[WORK TO DO]
Retype the data below without altering anything.
====== GIVEN DATA
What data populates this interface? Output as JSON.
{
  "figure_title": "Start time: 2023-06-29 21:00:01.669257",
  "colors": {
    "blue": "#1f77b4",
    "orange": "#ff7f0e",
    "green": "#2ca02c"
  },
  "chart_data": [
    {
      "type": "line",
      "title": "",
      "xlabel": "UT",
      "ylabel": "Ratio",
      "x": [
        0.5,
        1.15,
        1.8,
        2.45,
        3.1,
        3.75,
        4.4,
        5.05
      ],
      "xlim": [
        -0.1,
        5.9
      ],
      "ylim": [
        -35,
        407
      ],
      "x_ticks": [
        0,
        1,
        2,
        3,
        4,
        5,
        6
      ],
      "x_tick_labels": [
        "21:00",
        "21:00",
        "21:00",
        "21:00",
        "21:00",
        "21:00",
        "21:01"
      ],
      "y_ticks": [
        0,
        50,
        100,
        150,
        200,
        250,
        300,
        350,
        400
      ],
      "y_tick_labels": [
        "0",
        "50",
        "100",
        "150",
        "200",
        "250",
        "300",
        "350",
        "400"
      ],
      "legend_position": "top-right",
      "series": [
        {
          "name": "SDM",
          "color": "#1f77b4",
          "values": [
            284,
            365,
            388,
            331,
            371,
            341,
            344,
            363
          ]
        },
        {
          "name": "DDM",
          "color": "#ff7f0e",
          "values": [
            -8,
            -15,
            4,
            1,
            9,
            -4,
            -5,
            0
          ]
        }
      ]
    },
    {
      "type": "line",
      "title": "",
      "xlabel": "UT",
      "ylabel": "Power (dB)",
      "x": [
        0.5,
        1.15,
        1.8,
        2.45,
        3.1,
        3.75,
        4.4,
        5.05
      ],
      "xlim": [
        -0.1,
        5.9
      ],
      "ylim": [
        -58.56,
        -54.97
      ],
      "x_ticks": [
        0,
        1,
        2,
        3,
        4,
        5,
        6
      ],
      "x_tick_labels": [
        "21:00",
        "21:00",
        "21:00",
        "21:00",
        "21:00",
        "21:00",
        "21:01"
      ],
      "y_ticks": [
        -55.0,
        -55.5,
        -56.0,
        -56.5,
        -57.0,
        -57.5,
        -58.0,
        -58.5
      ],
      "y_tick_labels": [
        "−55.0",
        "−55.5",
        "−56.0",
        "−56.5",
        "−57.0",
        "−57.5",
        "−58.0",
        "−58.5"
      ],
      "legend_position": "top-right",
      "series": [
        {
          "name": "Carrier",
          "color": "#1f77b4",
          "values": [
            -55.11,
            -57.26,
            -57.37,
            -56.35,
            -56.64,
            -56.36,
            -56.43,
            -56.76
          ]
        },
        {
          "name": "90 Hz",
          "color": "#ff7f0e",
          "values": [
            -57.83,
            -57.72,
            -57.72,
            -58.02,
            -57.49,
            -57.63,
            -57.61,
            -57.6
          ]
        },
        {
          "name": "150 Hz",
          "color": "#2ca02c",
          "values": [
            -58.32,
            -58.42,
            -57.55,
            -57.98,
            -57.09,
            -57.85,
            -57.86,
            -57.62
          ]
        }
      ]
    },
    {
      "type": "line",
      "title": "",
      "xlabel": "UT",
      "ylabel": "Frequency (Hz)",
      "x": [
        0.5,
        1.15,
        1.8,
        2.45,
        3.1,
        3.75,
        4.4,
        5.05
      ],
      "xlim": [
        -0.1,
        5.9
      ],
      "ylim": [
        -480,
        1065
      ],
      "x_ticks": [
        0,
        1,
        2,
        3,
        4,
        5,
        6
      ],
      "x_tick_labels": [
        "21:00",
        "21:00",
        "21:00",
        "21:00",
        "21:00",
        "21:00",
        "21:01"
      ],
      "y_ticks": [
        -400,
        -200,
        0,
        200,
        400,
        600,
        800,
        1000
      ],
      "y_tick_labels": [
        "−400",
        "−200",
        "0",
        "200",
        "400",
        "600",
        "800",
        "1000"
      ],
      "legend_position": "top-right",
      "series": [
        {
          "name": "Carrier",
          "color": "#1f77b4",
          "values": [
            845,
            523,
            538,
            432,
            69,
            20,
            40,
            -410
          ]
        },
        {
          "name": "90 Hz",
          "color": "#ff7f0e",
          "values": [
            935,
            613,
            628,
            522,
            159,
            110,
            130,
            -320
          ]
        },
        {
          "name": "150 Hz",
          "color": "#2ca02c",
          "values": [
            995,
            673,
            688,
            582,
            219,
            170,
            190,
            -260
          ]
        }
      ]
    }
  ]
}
============
[RESULT OF THIS EXERCISE]
What data populates this interface? Output as JSON.
{
  "figure_title": "Start time: 2023-06-29 21:00:01.669257",
  "colors": {
    "blue": "#1f77b4",
    "orange": "#ff7f0e",
    "green": "#2ca02c"
  },
  "chart_data": [
    {
      "type": "line",
      "title": "",
      "xlabel": "UT",
      "ylabel": "Ratio",
      "x": [
        0.5,
        1.15,
        1.8,
        2.45,
        3.1,
        3.75,
        4.4,
        5.05
      ],
      "xlim": [
        -0.1,
        5.9
      ],
      "ylim": [
        -35,
        407
      ],
      "x_ticks": [
        0,
        1,
        2,
        3,
        4,
        5,
        6
      ],
      "x_tick_labels": [
        "21:00",
        "21:00",
        "21:00",
        "21:00",
        "21:00",
        "21:00",
        "21:01"
      ],
      "y_ticks": [
        0,
        50,
        100,
        150,
        200,
        250,
        300,
        350,
        400
      ],
      "y_tick_labels": [
        "0",
        "50",
        "100",
        "150",
        "200",
        "250",
        "300",
        "350",
        "400"
      ],
      "legend_position": "top-right",
      "series": [
        {
          "name": "SDM",
          "color": "#1f77b4",
          "values": [
            284,
            365,
            388,
            331,
            371,
            341,
            344,
            363
          ]
        },
        {
          "name": "DDM",
          "color": "#ff7f0e",
          "values": [
            -8,
            -15,
            4,
            1,
            9,
            -4,
            -5,
            0
          ]
        }
      ]
    },
    {
      "type": "line",
      "title": "",
      "xlabel": "UT",
      "ylabel": "Power (dB)",
      "x": [
        0.5,
        1.15,
        1.8,
        2.45,
        3.1,
        3.75,
        4.4,
        5.05
      ],
      "xlim": [
        -0.1,
        5.9
      ],
      "ylim": [
        -58.56,
        -54.97
      ],
      "x_ticks": [
        0,
        1,
        2,
        3,
        4,
        5,
        6
      ],
      "x_tick_labels": [
        "21:00",
        "21:00",
        "21:00",
        "21:00",
        "21:00",
        "21:00",
        "21:01"
      ],
      "y_ticks": [
        -55.0,
        -55.5,
        -56.0,
        -56.5,
        -57.0,
        -57.5,
        -58.0,
        -58.5
      ],
      "y_tick_labels": [
        "−55.0",
        "−55.5",
        "−56.0",
        "−56.5",
        "−57.0",
        "−57.5",
        "−58.0",
        "−58.5"
      ],
      "legend_position": "top-right",
      "series": [
        {
          "name": "Carrier",
          "color": "#1f77b4",
          "values": [
            -55.11,
            -57.26,
            -57.37,
            -56.35,
            -56.64,
            -56.36,
            -56.43,
            -56.76
          ]
        },
        {
          "name": "90 Hz",
          "color": "#ff7f0e",
          "values": [
            -57.83,
            -57.72,
            -57.72,
            -58.02,
            -57.49,
            -57.63,
            -57.61,
            -57.6
          ]
        },
        {
          "name": "150 Hz",
          "color": "#2ca02c",
          "values": [
            -58.32,
            -58.42,
            -57.55,
            -57.98,
            -57.09,
            -57.85,
            -57.86,
            -57.62
          ]
        }
      ]
    },
    {
      "type": "line",
      "title": "",
      "xlabel": "UT",
      "ylabel": "Frequency (Hz)",
      "x": [
        0.5,
        1.15,
        1.8,
        2.45,
        3.1,
        3.75,
        4.4,
        5.05
      ],
      "xlim": [
        -0.1,
        5.9
      ],
      "ylim": [
        -480,
        1065
      ],
      "x_ticks": [
        0,
        1,
        2,
        3,
        4,
        5,
        6
      ],
      "x_tick_labels": [
        "21:00",
        "21:00",
        "21:00",
        "21:00",
        "21:00",
        "21:00",
        "21:01"
      ],
      "y_ticks": [
        -400,
        -200,
        0,
        200,
        400,
        600,
        800,
        1000
      ],
      "y_tick_labels": [
        "−400",
        "−200",
        "0",
        "200",
        "400",
        "600",
        "800",
        "1000"
      ],
      "legend_position": "top-right",
      "series": [
        {
          "name": "Carrier",
          "color": "#1f77b4",
          "values": [
            845,
            523,
            538,
            432,
            69,
            20,
            40,
            -410
          ]
        },
        {
          "name": "90 Hz",
          "color": "#ff7f0e",
          "values": [
            935,
            613,
            628,
            522,
            159,
            110,
            130,
            -320
          ]
        },
        {
          "name": "150 Hz",
          "color": "#2ca02c",
          "values": [
            995,
            673,
            688,
            582,
            219,
            170,
            190,
            -260
          ]
        }
      ]
    }
  ]
}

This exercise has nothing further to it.